▶ _Goal of the exercise_: Determine the number of lines in these entries that hold the word "false". Give the number and nothing more.

▶ _Records shown_:
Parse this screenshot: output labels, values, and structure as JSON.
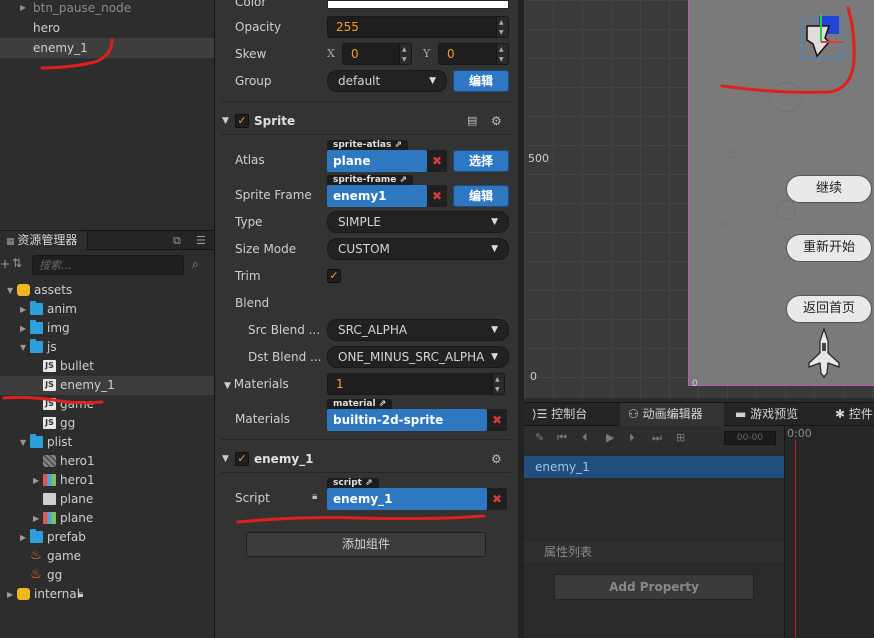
{
  "hierarchy": {
    "items": [
      {
        "label": "btn_pause_node",
        "dim": true,
        "caret": true
      },
      {
        "label": "hero",
        "dim": false,
        "caret": false
      },
      {
        "label": "enemy_1",
        "dim": false,
        "caret": false,
        "selected": true
      }
    ]
  },
  "assets": {
    "tab_label": "资源管理器",
    "search_placeholder": "搜索...",
    "tree": [
      {
        "label": "assets",
        "icon": "database-icon",
        "depth": 0,
        "caret": "down"
      },
      {
        "label": "anim",
        "icon": "folder-icon",
        "depth": 1,
        "caret": "right"
      },
      {
        "label": "img",
        "icon": "folder-icon",
        "depth": 1,
        "caret": "right"
      },
      {
        "label": "js",
        "icon": "folder-icon",
        "depth": 1,
        "caret": "down"
      },
      {
        "label": "bullet",
        "icon": "js-file-icon",
        "depth": 2
      },
      {
        "label": "enemy_1",
        "icon": "js-file-icon",
        "depth": 2,
        "selected": true
      },
      {
        "label": "game",
        "icon": "js-file-icon",
        "depth": 2
      },
      {
        "label": "gg",
        "icon": "js-file-icon",
        "depth": 2
      },
      {
        "label": "plist",
        "icon": "folder-icon",
        "depth": 1,
        "caret": "down"
      },
      {
        "label": "hero1",
        "icon": "plist-icon",
        "depth": 2
      },
      {
        "label": "hero1",
        "icon": "sprite-atlas-icon",
        "depth": 2,
        "caret": "right"
      },
      {
        "label": "plane",
        "icon": "plist-file-icon",
        "depth": 2
      },
      {
        "label": "plane",
        "icon": "sprite-atlas-icon",
        "depth": 2,
        "caret": "right"
      },
      {
        "label": "prefab",
        "icon": "folder-icon",
        "depth": 1,
        "caret": "right"
      },
      {
        "label": "game",
        "icon": "scene-fire-icon",
        "depth": 1
      },
      {
        "label": "gg",
        "icon": "scene-fire-icon",
        "depth": 1
      },
      {
        "label": "internal",
        "icon": "database-icon",
        "depth": 0,
        "caret": "right",
        "locked": true
      }
    ]
  },
  "inspector": {
    "color_label": "Color",
    "opacity_label": "Opacity",
    "opacity_value": "255",
    "skew_label": "Skew",
    "skew_x_label": "X",
    "skew_x_value": "0",
    "skew_y_label": "Y",
    "skew_y_value": "0",
    "group_label": "Group",
    "group_value": "default",
    "group_edit": "编辑",
    "sprite_section": "Sprite",
    "atlas_label": "Atlas",
    "atlas_tag": "sprite-atlas",
    "atlas_value": "plane",
    "atlas_select": "选择",
    "frame_label": "Sprite Frame",
    "frame_tag": "sprite-frame",
    "frame_value": "enemy1",
    "frame_edit": "编辑",
    "type_label": "Type",
    "type_value": "SIMPLE",
    "sizemode_label": "Size Mode",
    "sizemode_value": "CUSTOM",
    "trim_label": "Trim",
    "blend_label": "Blend",
    "src_blend_label": "Src Blend ...",
    "src_blend_value": "SRC_ALPHA",
    "dst_blend_label": "Dst Blend ...",
    "dst_blend_value": "ONE_MINUS_SRC_ALPHA",
    "materials_label": "Materials",
    "materials_count": "1",
    "material_item_label": "Materials",
    "material_tag": "material",
    "material_value": "builtin-2d-sprite",
    "enemy_section": "enemy_1",
    "script_label": "Script",
    "script_tag": "script",
    "script_value": "enemy_1",
    "add_component": "添加组件"
  },
  "scene": {
    "axis_label_500": "500",
    "axis_label_0": "0",
    "axis_label_0b": "0",
    "buttons": [
      "继续",
      "重新开始",
      "返回首页"
    ]
  },
  "dock": {
    "tabs": [
      "控制台",
      "动画编辑器",
      "游戏预览",
      "控件"
    ],
    "time_value": "00-00",
    "time_label": "0:00",
    "node_name": "enemy_1",
    "property_list": "属性列表",
    "add_property": "Add Property"
  },
  "colors": {
    "accent_blue": "#2e78c2",
    "orange": "#f0a030",
    "annotation_red": "#e0201f"
  }
}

▶ _Final result_: 4